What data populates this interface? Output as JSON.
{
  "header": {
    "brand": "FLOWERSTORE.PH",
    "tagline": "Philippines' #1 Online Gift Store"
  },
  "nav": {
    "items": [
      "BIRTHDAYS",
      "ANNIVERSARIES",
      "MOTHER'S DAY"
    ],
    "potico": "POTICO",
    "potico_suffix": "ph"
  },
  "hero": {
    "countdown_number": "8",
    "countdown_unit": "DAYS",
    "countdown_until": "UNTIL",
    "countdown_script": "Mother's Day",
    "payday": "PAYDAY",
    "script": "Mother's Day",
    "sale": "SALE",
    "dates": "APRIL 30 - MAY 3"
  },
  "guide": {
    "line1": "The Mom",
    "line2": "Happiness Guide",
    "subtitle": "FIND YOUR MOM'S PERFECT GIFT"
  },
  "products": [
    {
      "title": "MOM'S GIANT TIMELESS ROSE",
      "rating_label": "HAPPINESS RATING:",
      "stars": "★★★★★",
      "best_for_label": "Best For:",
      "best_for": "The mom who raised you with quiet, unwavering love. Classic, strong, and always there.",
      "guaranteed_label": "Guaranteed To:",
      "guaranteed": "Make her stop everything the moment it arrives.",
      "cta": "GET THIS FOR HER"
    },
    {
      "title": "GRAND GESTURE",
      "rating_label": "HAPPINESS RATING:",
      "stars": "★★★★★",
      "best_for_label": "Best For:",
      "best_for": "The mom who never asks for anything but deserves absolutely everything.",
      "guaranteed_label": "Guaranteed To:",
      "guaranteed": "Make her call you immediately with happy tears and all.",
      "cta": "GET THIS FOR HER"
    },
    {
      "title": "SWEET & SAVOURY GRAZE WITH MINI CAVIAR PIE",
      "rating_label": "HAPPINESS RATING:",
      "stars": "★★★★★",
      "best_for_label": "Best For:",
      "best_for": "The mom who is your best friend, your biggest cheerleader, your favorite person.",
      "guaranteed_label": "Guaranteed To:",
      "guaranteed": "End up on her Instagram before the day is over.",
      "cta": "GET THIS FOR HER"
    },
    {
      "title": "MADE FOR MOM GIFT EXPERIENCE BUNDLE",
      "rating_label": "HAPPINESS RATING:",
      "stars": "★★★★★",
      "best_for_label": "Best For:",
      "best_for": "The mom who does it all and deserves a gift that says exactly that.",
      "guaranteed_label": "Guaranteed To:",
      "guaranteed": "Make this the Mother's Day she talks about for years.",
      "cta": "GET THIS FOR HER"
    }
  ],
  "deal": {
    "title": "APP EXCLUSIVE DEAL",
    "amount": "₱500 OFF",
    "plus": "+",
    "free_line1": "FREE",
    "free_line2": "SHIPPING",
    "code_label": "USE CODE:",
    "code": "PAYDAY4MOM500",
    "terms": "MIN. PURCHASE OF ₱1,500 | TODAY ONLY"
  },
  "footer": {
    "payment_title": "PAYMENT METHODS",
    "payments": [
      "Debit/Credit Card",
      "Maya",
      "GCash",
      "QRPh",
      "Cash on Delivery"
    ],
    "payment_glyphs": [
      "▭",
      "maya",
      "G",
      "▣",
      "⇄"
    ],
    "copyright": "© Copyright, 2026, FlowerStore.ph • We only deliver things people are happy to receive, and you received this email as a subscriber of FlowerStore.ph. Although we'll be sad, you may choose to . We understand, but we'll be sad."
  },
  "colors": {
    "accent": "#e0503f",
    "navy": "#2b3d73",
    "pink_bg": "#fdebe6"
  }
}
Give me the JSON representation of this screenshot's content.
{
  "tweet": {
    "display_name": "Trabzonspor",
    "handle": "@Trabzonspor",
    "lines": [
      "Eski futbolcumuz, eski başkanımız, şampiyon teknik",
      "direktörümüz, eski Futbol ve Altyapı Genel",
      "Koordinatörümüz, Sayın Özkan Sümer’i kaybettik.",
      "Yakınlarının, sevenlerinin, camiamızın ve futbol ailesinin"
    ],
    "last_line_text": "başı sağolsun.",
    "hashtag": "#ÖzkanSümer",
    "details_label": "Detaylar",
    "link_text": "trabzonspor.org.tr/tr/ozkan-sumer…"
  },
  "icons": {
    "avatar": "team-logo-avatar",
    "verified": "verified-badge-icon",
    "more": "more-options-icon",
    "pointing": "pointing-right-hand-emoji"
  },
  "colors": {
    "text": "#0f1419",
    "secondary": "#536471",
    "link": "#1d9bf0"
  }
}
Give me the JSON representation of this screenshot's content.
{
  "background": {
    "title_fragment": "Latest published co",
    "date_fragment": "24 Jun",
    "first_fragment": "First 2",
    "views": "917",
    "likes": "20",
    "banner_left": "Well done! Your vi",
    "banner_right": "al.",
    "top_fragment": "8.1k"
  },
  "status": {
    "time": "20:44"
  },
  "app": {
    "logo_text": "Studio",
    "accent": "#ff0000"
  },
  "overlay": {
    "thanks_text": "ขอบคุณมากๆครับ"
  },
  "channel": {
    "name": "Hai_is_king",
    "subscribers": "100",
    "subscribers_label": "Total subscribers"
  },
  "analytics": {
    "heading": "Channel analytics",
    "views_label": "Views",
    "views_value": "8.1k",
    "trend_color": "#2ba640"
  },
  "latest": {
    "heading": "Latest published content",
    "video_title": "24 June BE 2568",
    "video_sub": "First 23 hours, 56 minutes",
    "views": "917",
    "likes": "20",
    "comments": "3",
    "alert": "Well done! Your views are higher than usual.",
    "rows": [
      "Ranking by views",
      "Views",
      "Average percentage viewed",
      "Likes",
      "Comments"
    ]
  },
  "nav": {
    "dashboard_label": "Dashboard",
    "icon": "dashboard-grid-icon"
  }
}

Objective
Identify every line above that includes the word "heading", and show those lines.

Solved problem
    "heading": "Channel analytics",
    "heading": "Latest published content",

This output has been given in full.